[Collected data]
+-------+

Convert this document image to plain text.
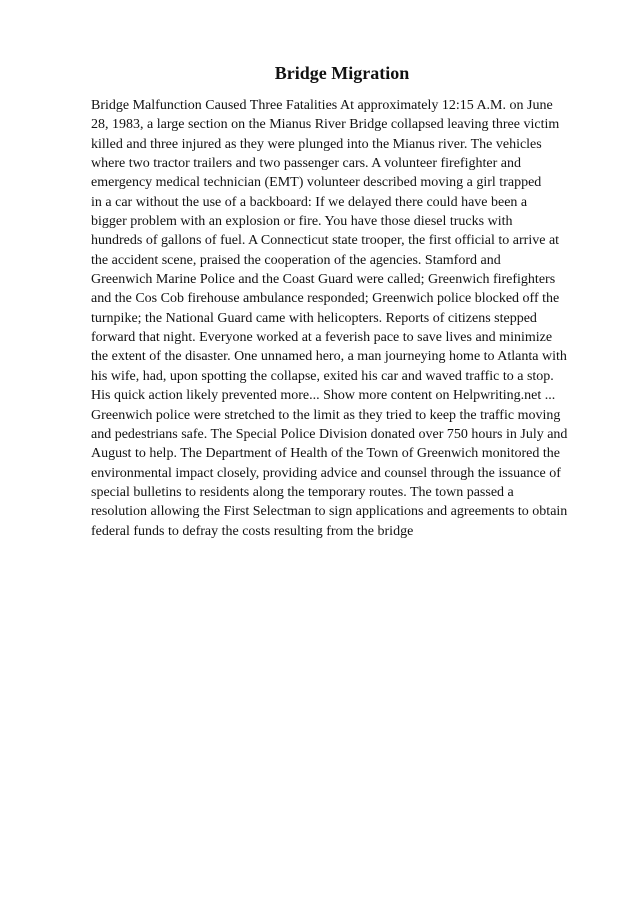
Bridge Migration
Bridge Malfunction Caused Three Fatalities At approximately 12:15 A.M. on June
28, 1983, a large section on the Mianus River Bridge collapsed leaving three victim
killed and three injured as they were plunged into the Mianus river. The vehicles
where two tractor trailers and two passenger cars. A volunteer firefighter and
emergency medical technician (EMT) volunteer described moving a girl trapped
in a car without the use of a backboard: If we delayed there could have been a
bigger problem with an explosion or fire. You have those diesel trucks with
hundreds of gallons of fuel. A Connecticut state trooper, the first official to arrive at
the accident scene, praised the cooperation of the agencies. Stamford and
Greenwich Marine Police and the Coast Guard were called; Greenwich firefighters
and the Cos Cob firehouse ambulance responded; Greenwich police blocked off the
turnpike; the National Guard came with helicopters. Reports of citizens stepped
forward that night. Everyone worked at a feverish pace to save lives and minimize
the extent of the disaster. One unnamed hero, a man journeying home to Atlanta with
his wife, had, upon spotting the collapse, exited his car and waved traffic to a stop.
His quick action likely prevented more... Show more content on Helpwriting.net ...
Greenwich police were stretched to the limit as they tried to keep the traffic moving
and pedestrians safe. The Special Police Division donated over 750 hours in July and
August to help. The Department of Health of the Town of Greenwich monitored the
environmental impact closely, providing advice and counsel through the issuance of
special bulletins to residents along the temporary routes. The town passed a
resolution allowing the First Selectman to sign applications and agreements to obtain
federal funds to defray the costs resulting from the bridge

+-------+

▶ [What is asked]
Out of the material above, gather each line where "were" appears.

▶ [Task answer]
killed and three injured as they were plunged into the Mianus river. The vehicles
Greenwich Marine Police and the Coast Guard were called; Greenwich firefighters
Greenwich police were stretched to the limit as they tried to keep the traffic moving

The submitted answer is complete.